Activity => In one to three sentences, explain why, according to the text below on schizophrenia and hospital comorbidity, the study may have underestimated PMRs.

Source document =>
*** Block opens ***

Higher rates of general medical conditions among persons with schizophrenia may be attributable to unhealthy behaviors, low socioeconomic status, and side effects of psychotropic medications. Poor socioeconomic status in itself can reduce access to medical care and increase exposure to unhealthy behaviors and lifestyles. In addition, schizophrenia may share etiopathogenic pathways with some other medical conditions.
This study may have underestimated PMRs for a few reasons. Records selected for comorbidity analyses had schizophrenia as a primary diagnosis, and the patients were presumably attended by psychiatrists. Mental health was most likely the major focus of diagnostic and treatment procedures for these hospitalizations. Therefore, the likelihood that these individuals were routinely screened for a variety of non-life-threatening medical conditions is probably lower than for those who were admitted with a primary diagnosis of a general medical condition. Consistent with this assumption is our finding of a higher prevalence of a few poorly specified conditions and disorders among discharges with schizophrenia. In addition, patients with schizophrenia are much less likely to be aware of their general medical problems and to communicate with health care providers about them (
58 ), which makes it more likely that these problems were not evaluated during primarily psychiatric hospitalizations.
Our study has several strengths. We have described comorbidity among hospital discharge records in a large nationally representative database. This unique and robust data source has been relatively neglected in previous psychiatric research. We systematically determined the most prevalent comorbid conditions for hospitalizations with a primary diagnosis of schizophrenia and for those with any other primary diagnosis and examined temporal trends in the diagnostic coding of schizophrenia types and length of hospitalization over a 25-year period. The multiyear data set was used to standardize variables across years and decrease year-to-year variability. The analysis of proportional morbidity was adjusted for sex, race, age, and geographic region and selectively adjusted for tobacco use disorder.

*** Block closes ***

Provided material =>
*** Block opens ***

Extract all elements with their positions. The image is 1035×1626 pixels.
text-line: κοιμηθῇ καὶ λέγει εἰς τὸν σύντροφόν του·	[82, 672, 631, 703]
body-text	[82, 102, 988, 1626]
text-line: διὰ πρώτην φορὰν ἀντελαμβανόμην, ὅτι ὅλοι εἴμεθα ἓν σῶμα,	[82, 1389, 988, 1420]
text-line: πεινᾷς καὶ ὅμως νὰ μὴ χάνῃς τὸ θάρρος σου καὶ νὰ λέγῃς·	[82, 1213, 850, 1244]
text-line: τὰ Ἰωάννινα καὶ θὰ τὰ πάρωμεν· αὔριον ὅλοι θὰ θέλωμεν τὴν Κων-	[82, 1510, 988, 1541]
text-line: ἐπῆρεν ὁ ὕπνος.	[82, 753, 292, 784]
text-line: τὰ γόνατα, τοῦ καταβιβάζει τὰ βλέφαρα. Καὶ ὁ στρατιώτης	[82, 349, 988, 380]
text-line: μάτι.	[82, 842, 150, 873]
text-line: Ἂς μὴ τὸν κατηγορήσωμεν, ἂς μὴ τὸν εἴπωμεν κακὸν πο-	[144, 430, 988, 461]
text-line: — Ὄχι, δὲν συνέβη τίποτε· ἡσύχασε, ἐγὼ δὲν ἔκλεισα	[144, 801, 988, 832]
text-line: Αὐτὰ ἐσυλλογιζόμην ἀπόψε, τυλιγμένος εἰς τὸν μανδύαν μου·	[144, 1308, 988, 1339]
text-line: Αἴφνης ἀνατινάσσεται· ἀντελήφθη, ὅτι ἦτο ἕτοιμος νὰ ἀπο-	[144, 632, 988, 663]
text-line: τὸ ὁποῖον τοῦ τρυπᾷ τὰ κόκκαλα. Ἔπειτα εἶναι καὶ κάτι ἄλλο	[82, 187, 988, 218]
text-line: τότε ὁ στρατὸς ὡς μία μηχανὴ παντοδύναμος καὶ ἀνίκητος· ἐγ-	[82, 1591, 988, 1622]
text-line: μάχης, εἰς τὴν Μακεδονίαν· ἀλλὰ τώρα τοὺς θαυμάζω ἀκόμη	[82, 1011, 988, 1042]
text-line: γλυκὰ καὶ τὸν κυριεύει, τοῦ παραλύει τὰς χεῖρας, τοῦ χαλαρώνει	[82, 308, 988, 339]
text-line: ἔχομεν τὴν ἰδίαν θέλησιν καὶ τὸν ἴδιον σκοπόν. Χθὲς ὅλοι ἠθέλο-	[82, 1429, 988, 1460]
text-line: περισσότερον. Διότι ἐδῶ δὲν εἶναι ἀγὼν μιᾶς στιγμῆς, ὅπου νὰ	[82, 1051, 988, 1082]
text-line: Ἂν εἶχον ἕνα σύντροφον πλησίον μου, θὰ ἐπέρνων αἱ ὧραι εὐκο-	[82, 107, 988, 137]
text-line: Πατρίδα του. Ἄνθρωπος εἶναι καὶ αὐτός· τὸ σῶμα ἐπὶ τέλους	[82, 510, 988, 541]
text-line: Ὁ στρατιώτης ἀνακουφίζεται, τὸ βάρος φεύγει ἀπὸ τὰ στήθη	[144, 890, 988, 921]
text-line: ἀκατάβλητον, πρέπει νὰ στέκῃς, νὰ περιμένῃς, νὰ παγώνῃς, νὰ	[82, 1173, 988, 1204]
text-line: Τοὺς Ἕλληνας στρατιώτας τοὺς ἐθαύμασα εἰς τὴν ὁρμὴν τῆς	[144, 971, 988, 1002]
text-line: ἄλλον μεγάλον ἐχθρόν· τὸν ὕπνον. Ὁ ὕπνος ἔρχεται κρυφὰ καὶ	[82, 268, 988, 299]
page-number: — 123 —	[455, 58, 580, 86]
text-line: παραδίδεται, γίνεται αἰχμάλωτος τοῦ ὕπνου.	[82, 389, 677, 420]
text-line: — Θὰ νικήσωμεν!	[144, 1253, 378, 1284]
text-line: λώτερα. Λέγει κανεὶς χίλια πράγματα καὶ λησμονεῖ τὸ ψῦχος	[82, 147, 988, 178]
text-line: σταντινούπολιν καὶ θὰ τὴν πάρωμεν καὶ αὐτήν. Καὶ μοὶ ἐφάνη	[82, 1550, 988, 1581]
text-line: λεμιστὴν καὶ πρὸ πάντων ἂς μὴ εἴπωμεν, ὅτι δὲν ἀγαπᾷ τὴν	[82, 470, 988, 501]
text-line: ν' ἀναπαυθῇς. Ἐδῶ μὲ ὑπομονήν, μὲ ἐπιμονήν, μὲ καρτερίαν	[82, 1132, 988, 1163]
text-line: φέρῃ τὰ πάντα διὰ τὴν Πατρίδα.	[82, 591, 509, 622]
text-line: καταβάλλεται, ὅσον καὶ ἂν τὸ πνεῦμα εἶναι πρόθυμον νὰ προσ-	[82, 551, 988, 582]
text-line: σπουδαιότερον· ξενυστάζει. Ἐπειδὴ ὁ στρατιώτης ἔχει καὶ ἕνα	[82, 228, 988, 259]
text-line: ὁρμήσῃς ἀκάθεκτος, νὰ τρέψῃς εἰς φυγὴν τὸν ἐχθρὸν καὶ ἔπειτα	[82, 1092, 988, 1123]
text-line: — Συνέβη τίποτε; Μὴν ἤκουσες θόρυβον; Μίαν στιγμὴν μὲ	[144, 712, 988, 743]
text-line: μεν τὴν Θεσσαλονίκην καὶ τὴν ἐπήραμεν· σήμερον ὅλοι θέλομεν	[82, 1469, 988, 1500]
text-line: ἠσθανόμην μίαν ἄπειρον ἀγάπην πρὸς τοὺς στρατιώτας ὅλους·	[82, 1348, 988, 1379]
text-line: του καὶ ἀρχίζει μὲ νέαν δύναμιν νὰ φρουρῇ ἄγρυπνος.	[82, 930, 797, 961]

*** Block closes ***

Your solution => The records analyzed had schizophrenia as the primary diagnosis, so mental health was most likely the main focus of care. These patients were therefore probably screened less routinely for non-life-threatening medical conditions than patients admitted with a primary diagnosis of a general medical condition. Patients with schizophrenia are also much less likely to be aware of their general medical problems and to tell health care providers about them, so those problems were more likely to go unevaluated during primarily psychiatric hospitalizations.